## [INSTRUCTION]
Find the string "haqida" in the records. Copy every line it appears in.

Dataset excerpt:
<<<<
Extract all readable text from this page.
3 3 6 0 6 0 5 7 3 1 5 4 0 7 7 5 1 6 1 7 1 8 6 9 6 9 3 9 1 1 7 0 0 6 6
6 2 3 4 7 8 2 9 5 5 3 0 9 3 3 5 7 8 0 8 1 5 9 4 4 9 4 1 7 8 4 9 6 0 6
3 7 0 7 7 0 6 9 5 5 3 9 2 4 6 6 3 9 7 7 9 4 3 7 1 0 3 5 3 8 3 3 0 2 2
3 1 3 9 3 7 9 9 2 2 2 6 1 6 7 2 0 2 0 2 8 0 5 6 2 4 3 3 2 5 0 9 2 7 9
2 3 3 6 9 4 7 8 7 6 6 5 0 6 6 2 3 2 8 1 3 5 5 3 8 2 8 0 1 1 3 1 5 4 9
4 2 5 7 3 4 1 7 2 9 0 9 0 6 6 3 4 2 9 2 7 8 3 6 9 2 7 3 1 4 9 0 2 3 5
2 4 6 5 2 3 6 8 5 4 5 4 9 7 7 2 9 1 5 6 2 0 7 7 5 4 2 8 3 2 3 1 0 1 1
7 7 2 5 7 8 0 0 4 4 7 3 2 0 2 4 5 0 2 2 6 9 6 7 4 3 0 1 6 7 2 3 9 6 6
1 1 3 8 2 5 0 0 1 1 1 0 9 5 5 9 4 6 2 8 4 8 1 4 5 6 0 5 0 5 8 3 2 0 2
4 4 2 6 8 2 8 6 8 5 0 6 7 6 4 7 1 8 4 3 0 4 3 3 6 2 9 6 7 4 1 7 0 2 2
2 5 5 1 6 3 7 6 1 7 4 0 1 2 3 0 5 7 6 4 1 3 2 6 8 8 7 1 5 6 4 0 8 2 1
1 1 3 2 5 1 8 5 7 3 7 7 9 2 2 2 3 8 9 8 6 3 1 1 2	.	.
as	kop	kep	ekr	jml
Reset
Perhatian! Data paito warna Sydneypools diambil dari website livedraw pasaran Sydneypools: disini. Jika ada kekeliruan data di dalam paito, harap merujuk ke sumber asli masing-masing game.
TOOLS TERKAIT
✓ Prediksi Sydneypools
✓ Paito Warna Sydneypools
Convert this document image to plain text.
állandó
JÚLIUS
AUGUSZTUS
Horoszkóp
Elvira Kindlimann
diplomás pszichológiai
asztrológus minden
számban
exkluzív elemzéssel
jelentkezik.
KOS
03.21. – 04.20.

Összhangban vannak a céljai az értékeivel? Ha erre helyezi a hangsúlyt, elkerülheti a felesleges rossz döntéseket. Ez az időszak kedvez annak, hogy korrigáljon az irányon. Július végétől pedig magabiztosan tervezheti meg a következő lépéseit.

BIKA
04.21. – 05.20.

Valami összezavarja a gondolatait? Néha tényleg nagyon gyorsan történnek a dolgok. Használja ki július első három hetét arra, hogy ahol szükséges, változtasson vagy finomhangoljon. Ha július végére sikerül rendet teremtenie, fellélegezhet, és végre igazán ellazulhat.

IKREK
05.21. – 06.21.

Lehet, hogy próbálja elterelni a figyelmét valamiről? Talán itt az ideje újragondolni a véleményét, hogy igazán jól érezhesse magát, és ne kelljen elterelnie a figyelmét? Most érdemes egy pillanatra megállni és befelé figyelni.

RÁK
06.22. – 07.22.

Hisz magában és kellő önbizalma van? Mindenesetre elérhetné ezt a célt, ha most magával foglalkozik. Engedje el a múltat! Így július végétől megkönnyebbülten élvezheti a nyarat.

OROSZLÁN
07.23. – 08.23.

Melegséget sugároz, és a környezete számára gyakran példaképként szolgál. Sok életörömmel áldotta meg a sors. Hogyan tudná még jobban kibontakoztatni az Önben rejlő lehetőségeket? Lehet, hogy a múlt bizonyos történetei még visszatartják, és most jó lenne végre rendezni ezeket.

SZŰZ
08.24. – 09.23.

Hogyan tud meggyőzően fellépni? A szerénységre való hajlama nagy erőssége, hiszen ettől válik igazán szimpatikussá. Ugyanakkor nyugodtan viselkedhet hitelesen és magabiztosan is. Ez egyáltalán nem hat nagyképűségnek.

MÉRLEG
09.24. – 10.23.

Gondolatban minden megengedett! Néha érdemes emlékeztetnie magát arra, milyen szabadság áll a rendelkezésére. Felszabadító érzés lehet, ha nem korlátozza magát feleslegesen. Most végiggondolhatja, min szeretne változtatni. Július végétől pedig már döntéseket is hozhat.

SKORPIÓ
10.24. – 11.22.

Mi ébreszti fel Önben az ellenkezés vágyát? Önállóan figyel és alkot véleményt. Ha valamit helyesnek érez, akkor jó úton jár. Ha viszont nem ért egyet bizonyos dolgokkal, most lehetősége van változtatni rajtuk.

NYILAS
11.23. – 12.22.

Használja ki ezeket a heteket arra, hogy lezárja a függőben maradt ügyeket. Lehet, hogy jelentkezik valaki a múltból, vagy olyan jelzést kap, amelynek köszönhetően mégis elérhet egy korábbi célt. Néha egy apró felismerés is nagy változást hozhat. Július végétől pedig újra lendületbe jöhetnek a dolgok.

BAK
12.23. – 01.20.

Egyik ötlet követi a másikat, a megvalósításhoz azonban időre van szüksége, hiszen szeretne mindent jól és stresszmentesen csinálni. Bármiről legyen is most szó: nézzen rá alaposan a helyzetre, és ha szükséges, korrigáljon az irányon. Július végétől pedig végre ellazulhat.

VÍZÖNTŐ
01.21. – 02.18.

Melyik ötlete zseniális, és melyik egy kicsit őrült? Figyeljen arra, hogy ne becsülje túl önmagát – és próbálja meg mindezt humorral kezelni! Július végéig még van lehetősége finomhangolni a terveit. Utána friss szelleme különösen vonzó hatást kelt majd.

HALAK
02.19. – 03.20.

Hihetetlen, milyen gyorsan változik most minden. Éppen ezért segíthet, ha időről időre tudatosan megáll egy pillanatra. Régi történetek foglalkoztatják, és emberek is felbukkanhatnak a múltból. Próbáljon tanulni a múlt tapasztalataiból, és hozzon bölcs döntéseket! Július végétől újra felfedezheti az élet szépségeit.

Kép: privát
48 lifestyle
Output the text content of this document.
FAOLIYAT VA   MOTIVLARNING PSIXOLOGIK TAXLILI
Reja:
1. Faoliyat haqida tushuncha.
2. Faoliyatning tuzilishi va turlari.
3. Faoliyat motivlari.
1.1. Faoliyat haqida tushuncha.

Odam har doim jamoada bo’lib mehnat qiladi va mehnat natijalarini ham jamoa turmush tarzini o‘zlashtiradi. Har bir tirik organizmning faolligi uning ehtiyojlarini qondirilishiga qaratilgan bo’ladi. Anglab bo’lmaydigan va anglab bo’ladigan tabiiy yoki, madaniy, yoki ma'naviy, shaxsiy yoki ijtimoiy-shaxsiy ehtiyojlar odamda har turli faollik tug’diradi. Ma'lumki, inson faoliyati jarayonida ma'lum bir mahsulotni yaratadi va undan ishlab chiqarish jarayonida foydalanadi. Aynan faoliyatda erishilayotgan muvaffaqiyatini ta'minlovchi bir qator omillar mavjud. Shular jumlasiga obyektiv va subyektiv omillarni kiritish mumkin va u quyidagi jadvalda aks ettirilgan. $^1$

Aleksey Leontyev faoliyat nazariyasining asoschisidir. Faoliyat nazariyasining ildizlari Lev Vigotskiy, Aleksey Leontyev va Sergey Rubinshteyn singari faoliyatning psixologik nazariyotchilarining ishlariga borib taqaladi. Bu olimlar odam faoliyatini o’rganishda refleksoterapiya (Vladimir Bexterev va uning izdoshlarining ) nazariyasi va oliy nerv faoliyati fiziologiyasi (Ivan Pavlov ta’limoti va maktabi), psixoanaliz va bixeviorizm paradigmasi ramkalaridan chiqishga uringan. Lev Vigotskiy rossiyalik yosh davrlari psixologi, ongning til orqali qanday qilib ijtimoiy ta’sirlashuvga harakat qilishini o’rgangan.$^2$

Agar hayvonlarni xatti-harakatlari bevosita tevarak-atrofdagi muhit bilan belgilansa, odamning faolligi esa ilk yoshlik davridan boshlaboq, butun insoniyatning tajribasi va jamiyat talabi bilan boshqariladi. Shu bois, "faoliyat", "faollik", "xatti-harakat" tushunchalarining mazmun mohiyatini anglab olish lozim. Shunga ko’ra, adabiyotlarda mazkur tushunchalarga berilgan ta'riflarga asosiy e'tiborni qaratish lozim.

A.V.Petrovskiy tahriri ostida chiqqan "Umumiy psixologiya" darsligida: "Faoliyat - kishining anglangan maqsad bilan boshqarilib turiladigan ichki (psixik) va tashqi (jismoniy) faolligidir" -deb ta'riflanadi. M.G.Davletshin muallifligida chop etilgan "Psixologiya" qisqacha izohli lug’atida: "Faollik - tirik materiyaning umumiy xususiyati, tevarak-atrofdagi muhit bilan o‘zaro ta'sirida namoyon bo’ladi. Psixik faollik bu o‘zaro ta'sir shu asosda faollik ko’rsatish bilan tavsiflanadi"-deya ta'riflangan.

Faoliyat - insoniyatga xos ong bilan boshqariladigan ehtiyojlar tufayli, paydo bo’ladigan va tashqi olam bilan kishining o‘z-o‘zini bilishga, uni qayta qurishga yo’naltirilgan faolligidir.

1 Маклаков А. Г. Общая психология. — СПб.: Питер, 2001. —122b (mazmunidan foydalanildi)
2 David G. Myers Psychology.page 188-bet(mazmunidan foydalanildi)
>>>>
## [EXPECTED OUTPUT]
1. Faoliyat haqida tushuncha.
1.1. Faoliyat haqida tushuncha.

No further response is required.